(Figure collection entries)
---+---

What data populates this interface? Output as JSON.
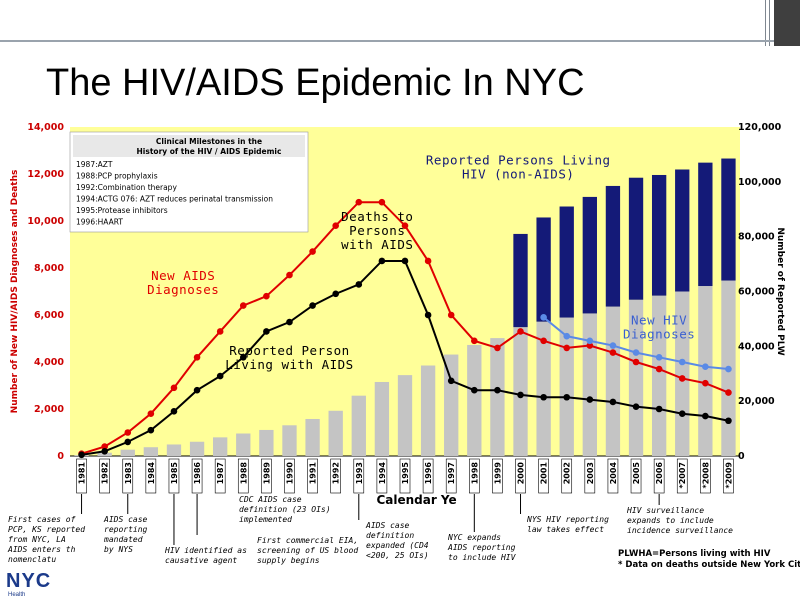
{
  "slide_title": "The HIV/AIDS Epidemic In NYC",
  "logo": {
    "text": "NYC",
    "subtext": "Health"
  },
  "colors": {
    "bar_gray": "#c4c4c4",
    "bar_navy": "#141a78",
    "red": "#e00000",
    "blue": "#5a8ae6",
    "plot_bg": "#ffff99",
    "axis_text": "#cc0000"
  },
  "chart_data": {
    "type": "bar",
    "xlabel": "Calendar Ye",
    "ylabel_left": "Number of New HIV/AIDS Diagnoses and Deaths",
    "ylabel_right": "Number of Reported PLW",
    "ylim_left": [
      0,
      14000
    ],
    "ylim_right": [
      0,
      120000
    ],
    "left_ticks": [
      "0",
      "2,000",
      "4,000",
      "6,000",
      "8,000",
      "10,000",
      "12,000",
      "14,000"
    ],
    "right_ticks": [
      "0",
      "20,000",
      "40,000",
      "60,000",
      "80,000",
      "100,000",
      "120,000"
    ],
    "categories": [
      "1981",
      "1982",
      "1983",
      "1984",
      "1985",
      "1986",
      "1987",
      "1988",
      "1989",
      "1990",
      "1991",
      "1992",
      "1993",
      "1994",
      "1995",
      "1996",
      "1997",
      "1998",
      "1999",
      "2000",
      "2001",
      "2002",
      "2003",
      "2004",
      "2005",
      "2006",
      "*2007",
      "*2008",
      "*2009"
    ],
    "series": [
      {
        "name": "Reported Person Living with AIDS",
        "axis": "right",
        "kind": "bar",
        "values": [
          300,
          1200,
          2300,
          3200,
          4200,
          5200,
          6800,
          8200,
          9500,
          11200,
          13500,
          16500,
          22000,
          27000,
          29500,
          33000,
          37000,
          40500,
          43000,
          47000,
          49000,
          50500,
          52000,
          54500,
          57000,
          58500,
          60000,
          62000,
          64000
        ]
      },
      {
        "name": "Reported Persons Living HIV (non-AIDS)",
        "axis": "right",
        "kind": "stacked_bar",
        "values": [
          null,
          null,
          null,
          null,
          null,
          null,
          null,
          null,
          null,
          null,
          null,
          null,
          null,
          null,
          null,
          null,
          null,
          null,
          null,
          34000,
          38000,
          40500,
          42500,
          44000,
          44500,
          44000,
          44500,
          45000,
          44500
        ]
      },
      {
        "name": "New AIDS Diagnoses",
        "axis": "left",
        "kind": "line",
        "values": [
          100,
          400,
          1000,
          1800,
          2900,
          4200,
          5300,
          6400,
          6800,
          7700,
          8700,
          9800,
          10800,
          10800,
          9800,
          8300,
          6000,
          4900,
          4600,
          5300,
          4900,
          4600,
          4700,
          4400,
          4000,
          3700,
          3300,
          3100,
          2700
        ]
      },
      {
        "name": "Deaths to Persons with AIDS",
        "axis": "left",
        "kind": "line",
        "values": [
          50,
          200,
          600,
          1100,
          1900,
          2800,
          3400,
          4200,
          5300,
          5700,
          6400,
          6900,
          7300,
          8300,
          8300,
          6000,
          3200,
          2800,
          2800,
          2600,
          2500,
          2500,
          2400,
          2300,
          2100,
          2000,
          1800,
          1700,
          1500
        ]
      },
      {
        "name": "New HIV Diagnoses",
        "axis": "left",
        "kind": "line",
        "start_index": 20,
        "values": [
          null,
          null,
          null,
          null,
          null,
          null,
          null,
          null,
          null,
          null,
          null,
          null,
          null,
          null,
          null,
          null,
          null,
          null,
          null,
          null,
          5900,
          5100,
          4900,
          4700,
          4400,
          4200,
          4000,
          3800,
          3700
        ]
      }
    ],
    "series_labels": [
      {
        "lines": [
          "New AIDS",
          "Diagnoses"
        ],
        "color": "#e00000",
        "anchor": {
          "cat": 4.4,
          "val": 7500,
          "axis": "left"
        }
      },
      {
        "lines": [
          "Deaths to",
          "Persons",
          "with AIDS"
        ],
        "color": "#000000",
        "anchor": {
          "cat": 12.8,
          "val": 10000,
          "axis": "left"
        }
      },
      {
        "lines": [
          "Reported Person",
          "Living with AIDS"
        ],
        "color": "#000000",
        "anchor": {
          "cat": 9.0,
          "val": 4300,
          "axis": "left"
        }
      },
      {
        "lines": [
          "Reported Persons Living",
          "HIV (non-AIDS)"
        ],
        "color": "#141a78",
        "anchor": {
          "cat": 18.9,
          "val": 12400,
          "axis": "left"
        }
      },
      {
        "lines": [
          "New HIV",
          "Diagnoses"
        ],
        "color": "#3a5fd0",
        "anchor": {
          "cat": 25.0,
          "val": 5600,
          "axis": "left"
        }
      }
    ],
    "milestone_box": {
      "heading": [
        "Clinical Milestones in the",
        "History of the HIV / AIDS Epidemic"
      ],
      "items": [
        "1987:AZT",
        "1988:PCP prophylaxis",
        "1992:Combination therapy",
        "1994:ACTG 076: AZT reduces perinatal transmission",
        "1995:Protease inhibitors",
        "1996:HAART"
      ]
    },
    "annotations": [
      {
        "lines": [
          "First cases of",
          "PCP, KS reported",
          "from NYC, LA",
          "AIDS enters th",
          "nomenclatu"
        ],
        "cat": 0
      },
      {
        "lines": [
          "AIDS case",
          "reporting",
          "mandated",
          "by NYS"
        ],
        "cat": 2
      },
      {
        "lines": [
          "HIV identified as",
          "causative agent"
        ],
        "cat": 4
      },
      {
        "lines": [
          "CDC AIDS case",
          "definition (23 OIs)",
          "implemented"
        ],
        "cat": 6
      },
      {
        "lines": [
          "First commercial EIA,",
          "screening of US blood",
          "supply begins"
        ],
        "cat": 5
      },
      {
        "lines": [
          "AIDS case",
          "definition",
          "expanded (CD4",
          "<200, 25 OIs)"
        ],
        "cat": 12
      },
      {
        "lines": [
          "NYC expands",
          "AIDS reporting",
          "to include HIV"
        ],
        "cat": 17
      },
      {
        "lines": [
          "NYS HIV reporting",
          "law takes effect"
        ],
        "cat": 19
      },
      {
        "lines": [
          "HIV surveillance",
          "expands to include",
          "incidence surveillance"
        ],
        "cat": 25
      }
    ],
    "footnotes": [
      "PLWHA=Persons living with HIV",
      "* Data on deaths outside New York City are i"
    ]
  }
}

---+---

* What is needed
Locate the word "Diagnoses" in the records above, and return each line that has it.

* Task response
    "ylabel_left": "Number of New HIV/AIDS Diagnoses and Deaths",
        "name": "New AIDS Diagnoses",
        "name": "New HIV Diagnoses",
          "Diagnoses"
          "Diagnoses"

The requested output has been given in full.